— START OF DATA EXTRACT —

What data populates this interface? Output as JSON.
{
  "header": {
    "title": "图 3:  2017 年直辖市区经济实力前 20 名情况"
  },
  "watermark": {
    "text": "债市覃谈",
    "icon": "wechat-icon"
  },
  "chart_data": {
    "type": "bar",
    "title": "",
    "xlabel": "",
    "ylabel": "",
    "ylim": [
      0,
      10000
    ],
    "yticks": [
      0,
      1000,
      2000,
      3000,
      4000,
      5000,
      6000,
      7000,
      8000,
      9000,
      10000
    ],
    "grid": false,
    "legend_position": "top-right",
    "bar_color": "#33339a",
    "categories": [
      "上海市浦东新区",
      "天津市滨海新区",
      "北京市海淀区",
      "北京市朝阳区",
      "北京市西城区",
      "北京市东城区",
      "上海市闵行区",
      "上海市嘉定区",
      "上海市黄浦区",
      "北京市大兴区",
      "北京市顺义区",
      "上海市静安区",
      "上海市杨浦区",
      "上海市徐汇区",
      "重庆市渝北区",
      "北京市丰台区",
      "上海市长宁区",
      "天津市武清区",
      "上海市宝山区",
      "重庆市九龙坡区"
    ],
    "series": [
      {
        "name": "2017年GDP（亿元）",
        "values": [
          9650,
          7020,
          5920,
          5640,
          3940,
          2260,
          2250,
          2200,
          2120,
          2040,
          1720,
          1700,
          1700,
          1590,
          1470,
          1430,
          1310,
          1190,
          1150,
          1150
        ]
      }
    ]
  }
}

— END OF DATA EXTRACT —

EXERCISE DIRECTIONS: Using the data above, output each line exactly.

COMPLETE OUTPUT:
What data populates this interface? Output as JSON.
{
  "header": {
    "title": "图 3:  2017 年直辖市区经济实力前 20 名情况"
  },
  "watermark": {
    "text": "债市覃谈",
    "icon": "wechat-icon"
  },
  "chart_data": {
    "type": "bar",
    "title": "",
    "xlabel": "",
    "ylabel": "",
    "ylim": [
      0,
      10000
    ],
    "yticks": [
      0,
      1000,
      2000,
      3000,
      4000,
      5000,
      6000,
      7000,
      8000,
      9000,
      10000
    ],
    "grid": false,
    "legend_position": "top-right",
    "bar_color": "#33339a",
    "categories": [
      "上海市浦东新区",
      "天津市滨海新区",
      "北京市海淀区",
      "北京市朝阳区",
      "北京市西城区",
      "北京市东城区",
      "上海市闵行区",
      "上海市嘉定区",
      "上海市黄浦区",
      "北京市大兴区",
      "北京市顺义区",
      "上海市静安区",
      "上海市杨浦区",
      "上海市徐汇区",
      "重庆市渝北区",
      "北京市丰台区",
      "上海市长宁区",
      "天津市武清区",
      "上海市宝山区",
      "重庆市九龙坡区"
    ],
    "series": [
      {
        "name": "2017年GDP（亿元）",
        "values": [
          9650,
          7020,
          5920,
          5640,
          3940,
          2260,
          2250,
          2200,
          2120,
          2040,
          1720,
          1700,
          1700,
          1590,
          1470,
          1430,
          1310,
          1190,
          1150,
          1150
        ]
      }
    ]
  }
}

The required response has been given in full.